Written exercise: Set the listing down again in full, word for word, with the pictures left out.

Records:
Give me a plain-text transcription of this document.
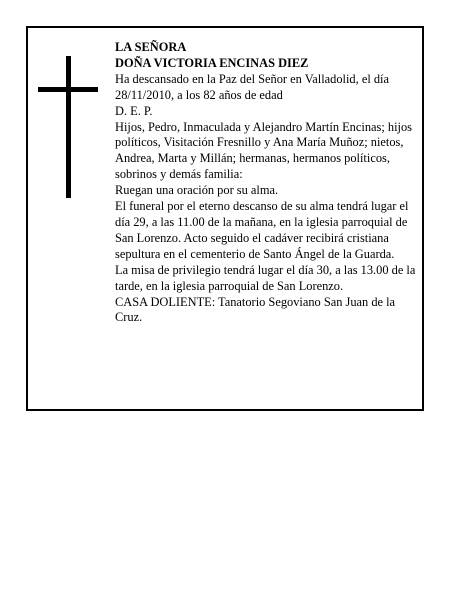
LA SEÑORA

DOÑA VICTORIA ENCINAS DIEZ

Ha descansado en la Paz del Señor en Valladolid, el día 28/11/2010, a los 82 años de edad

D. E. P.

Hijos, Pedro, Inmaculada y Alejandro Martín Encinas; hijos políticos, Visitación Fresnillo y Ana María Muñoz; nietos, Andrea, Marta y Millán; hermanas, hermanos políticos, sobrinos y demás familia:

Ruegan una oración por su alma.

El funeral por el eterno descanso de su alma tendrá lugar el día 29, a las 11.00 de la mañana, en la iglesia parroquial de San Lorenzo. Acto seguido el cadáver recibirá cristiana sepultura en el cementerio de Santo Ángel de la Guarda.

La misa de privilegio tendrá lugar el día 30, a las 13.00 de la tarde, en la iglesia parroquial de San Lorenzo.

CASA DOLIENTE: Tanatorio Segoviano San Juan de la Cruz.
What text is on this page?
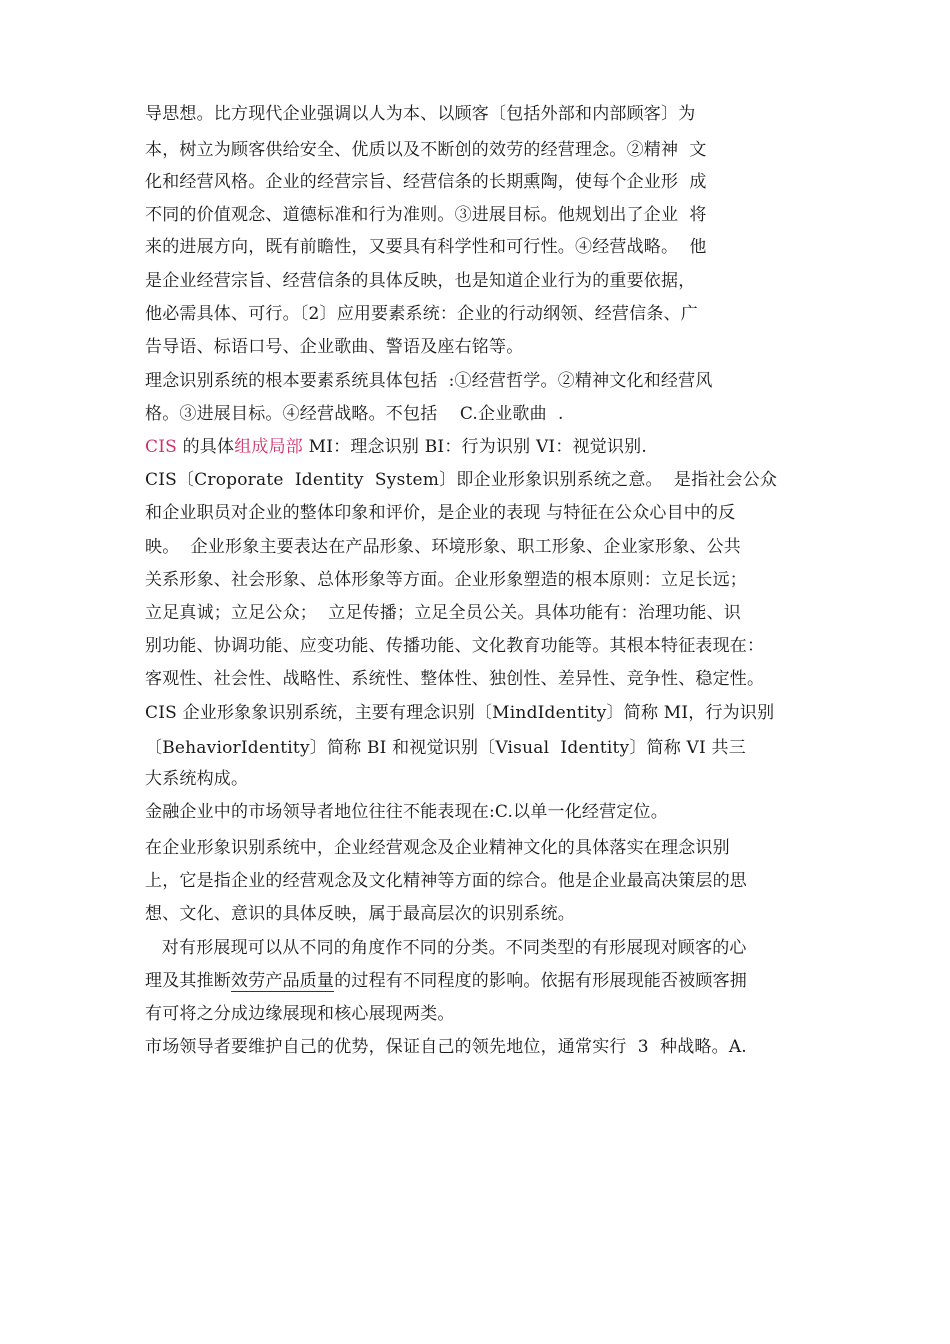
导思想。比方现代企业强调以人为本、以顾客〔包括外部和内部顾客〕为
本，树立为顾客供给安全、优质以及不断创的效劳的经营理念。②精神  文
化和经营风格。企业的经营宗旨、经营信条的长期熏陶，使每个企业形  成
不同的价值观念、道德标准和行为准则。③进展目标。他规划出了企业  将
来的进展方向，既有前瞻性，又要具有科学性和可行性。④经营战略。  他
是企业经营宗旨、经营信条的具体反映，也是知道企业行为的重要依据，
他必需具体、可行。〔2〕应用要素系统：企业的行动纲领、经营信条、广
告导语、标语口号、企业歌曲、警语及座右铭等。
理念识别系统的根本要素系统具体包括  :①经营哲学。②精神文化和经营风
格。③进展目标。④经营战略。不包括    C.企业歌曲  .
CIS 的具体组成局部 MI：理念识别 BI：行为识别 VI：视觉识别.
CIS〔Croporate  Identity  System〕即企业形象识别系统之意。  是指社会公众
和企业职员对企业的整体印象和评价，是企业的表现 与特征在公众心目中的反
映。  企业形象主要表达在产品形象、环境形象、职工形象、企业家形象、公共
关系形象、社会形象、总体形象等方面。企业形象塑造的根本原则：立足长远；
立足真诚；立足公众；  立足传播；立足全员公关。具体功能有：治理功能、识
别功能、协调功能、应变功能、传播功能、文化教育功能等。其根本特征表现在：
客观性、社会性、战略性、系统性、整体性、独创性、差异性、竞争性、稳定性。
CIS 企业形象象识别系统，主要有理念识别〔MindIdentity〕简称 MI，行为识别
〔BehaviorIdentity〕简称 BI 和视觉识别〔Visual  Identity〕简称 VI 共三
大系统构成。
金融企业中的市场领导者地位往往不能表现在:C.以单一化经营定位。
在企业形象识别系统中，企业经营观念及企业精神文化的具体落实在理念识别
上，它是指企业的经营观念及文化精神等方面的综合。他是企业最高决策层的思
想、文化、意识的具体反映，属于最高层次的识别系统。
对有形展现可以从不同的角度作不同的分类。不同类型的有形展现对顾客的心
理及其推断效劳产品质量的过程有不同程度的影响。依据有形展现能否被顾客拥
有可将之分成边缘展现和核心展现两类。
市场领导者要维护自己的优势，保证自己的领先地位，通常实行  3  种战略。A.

Written response:
Give me a plain-text transcription of this document.
LA SEÑORA

DOÑA VICTORIA ENCINAS DIEZ

Ha descansado en la Paz del Señor en Valladolid, el día 28/11/2010, a los 82 años de edad

D. E. P.

Hijos, Pedro, Inmaculada y Alejandro Martín Encinas; hijos políticos, Visitación Fresnillo y Ana María Muñoz; nietos, Andrea, Marta y Millán; hermanas, hermanos políticos, sobrinos y demás familia:

Ruegan una oración por su alma.

El funeral por el eterno descanso de su alma tendrá lugar el día 29, a las 11.00 de la mañana, en la iglesia parroquial de San Lorenzo. Acto seguido el cadáver recibirá cristiana sepultura en el cementerio de Santo Ángel de la Guarda.

La misa de privilegio tendrá lugar el día 30, a las 13.00 de la tarde, en la iglesia parroquial de San Lorenzo.

CASA DOLIENTE: Tanatorio Segoviano San Juan de la Cruz.
What text is on this page?
导思想。比方现代企业强调以人为本、以顾客〔包括外部和内部顾客〕为
本，树立为顾客供给安全、优质以及不断创的效劳的经营理念。②精神  文
化和经营风格。企业的经营宗旨、经营信条的长期熏陶，使每个企业形  成
不同的价值观念、道德标准和行为准则。③进展目标。他规划出了企业  将
来的进展方向，既有前瞻性，又要具有科学性和可行性。④经营战略。  他
是企业经营宗旨、经营信条的具体反映，也是知道企业行为的重要依据，
他必需具体、可行。〔2〕应用要素系统：企业的行动纲领、经营信条、广
告导语、标语口号、企业歌曲、警语及座右铭等。
理念识别系统的根本要素系统具体包括  :①经营哲学。②精神文化和经营风
格。③进展目标。④经营战略。不包括    C.企业歌曲  .
CIS 的具体组成局部 MI：理念识别 BI：行为识别 VI：视觉识别.
CIS〔Croporate  Identity  System〕即企业形象识别系统之意。  是指社会公众
和企业职员对企业的整体印象和评价，是企业的表现 与特征在公众心目中的反
映。  企业形象主要表达在产品形象、环境形象、职工形象、企业家形象、公共
关系形象、社会形象、总体形象等方面。企业形象塑造的根本原则：立足长远；
立足真诚；立足公众；  立足传播；立足全员公关。具体功能有：治理功能、识
别功能、协调功能、应变功能、传播功能、文化教育功能等。其根本特征表现在：
客观性、社会性、战略性、系统性、整体性、独创性、差异性、竞争性、稳定性。
CIS 企业形象象识别系统，主要有理念识别〔MindIdentity〕简称 MI，行为识别
〔BehaviorIdentity〕简称 BI 和视觉识别〔Visual  Identity〕简称 VI 共三
大系统构成。
金融企业中的市场领导者地位往往不能表现在:C.以单一化经营定位。
在企业形象识别系统中，企业经营观念及企业精神文化的具体落实在理念识别
上，它是指企业的经营观念及文化精神等方面的综合。他是企业最高决策层的思
想、文化、意识的具体反映，属于最高层次的识别系统。
对有形展现可以从不同的角度作不同的分类。不同类型的有形展现对顾客的心
理及其推断效劳产品质量的过程有不同程度的影响。依据有形展现能否被顾客拥
有可将之分成边缘展现和核心展现两类。
市场领导者要维护自己的优势，保证自己的领先地位，通常实行  3  种战略。A.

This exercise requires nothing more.